## The exercise
Word for word, retype every entry in the listing.

──────── Input records ────────

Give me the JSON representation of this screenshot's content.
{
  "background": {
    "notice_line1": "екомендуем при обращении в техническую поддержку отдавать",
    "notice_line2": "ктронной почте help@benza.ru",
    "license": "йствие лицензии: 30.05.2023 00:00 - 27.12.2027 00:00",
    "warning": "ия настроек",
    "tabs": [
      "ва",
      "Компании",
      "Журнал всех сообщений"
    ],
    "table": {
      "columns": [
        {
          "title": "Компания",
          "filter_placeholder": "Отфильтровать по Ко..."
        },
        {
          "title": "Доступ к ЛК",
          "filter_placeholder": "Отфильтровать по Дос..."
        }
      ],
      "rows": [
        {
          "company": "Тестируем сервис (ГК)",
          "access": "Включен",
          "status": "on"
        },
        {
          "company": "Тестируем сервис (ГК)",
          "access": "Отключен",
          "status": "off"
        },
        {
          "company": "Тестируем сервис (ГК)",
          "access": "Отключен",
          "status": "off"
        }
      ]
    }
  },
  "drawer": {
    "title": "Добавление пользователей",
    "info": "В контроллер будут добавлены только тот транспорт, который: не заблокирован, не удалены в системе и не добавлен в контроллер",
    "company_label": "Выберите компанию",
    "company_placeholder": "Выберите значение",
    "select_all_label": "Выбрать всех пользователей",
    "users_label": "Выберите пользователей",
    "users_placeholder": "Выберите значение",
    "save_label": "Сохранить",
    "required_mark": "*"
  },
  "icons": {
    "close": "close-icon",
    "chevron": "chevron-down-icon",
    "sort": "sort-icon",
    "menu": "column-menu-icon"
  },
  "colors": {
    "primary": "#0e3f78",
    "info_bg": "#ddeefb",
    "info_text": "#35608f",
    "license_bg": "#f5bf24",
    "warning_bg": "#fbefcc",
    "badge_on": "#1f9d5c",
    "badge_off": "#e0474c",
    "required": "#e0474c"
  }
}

────────

## Completed exercise
Give me the JSON representation of this screenshot's content.
{
  "background": {
    "notice_line1": "екомендуем при обращении в техническую поддержку отдавать",
    "notice_line2": "ктронной почте help@benza.ru",
    "license": "йствие лицензии: 30.05.2023 00:00 - 27.12.2027 00:00",
    "warning": "ия настроек",
    "tabs": [
      "ва",
      "Компании",
      "Журнал всех сообщений"
    ],
    "table": {
      "columns": [
        {
          "title": "Компания",
          "filter_placeholder": "Отфильтровать по Ко..."
        },
        {
          "title": "Доступ к ЛК",
          "filter_placeholder": "Отфильтровать по Дос..."
        }
      ],
      "rows": [
        {
          "company": "Тестируем сервис (ГК)",
          "access": "Включен",
          "status": "on"
        },
        {
          "company": "Тестируем сервис (ГК)",
          "access": "Отключен",
          "status": "off"
        },
        {
          "company": "Тестируем сервис (ГК)",
          "access": "Отключен",
          "status": "off"
        }
      ]
    }
  },
  "drawer": {
    "title": "Добавление пользователей",
    "info": "В контроллер будут добавлены только тот транспорт, который: не заблокирован, не удалены в системе и не добавлен в контроллер",
    "company_label": "Выберите компанию",
    "company_placeholder": "Выберите значение",
    "select_all_label": "Выбрать всех пользователей",
    "users_label": "Выберите пользователей",
    "users_placeholder": "Выберите значение",
    "save_label": "Сохранить",
    "required_mark": "*"
  },
  "icons": {
    "close": "close-icon",
    "chevron": "chevron-down-icon",
    "sort": "sort-icon",
    "menu": "column-menu-icon"
  },
  "colors": {
    "primary": "#0e3f78",
    "info_bg": "#ddeefb",
    "info_text": "#35608f",
    "license_bg": "#f5bf24",
    "warning_bg": "#fbefcc",
    "badge_on": "#1f9d5c",
    "badge_off": "#e0474c",
    "required": "#e0474c"
  }
}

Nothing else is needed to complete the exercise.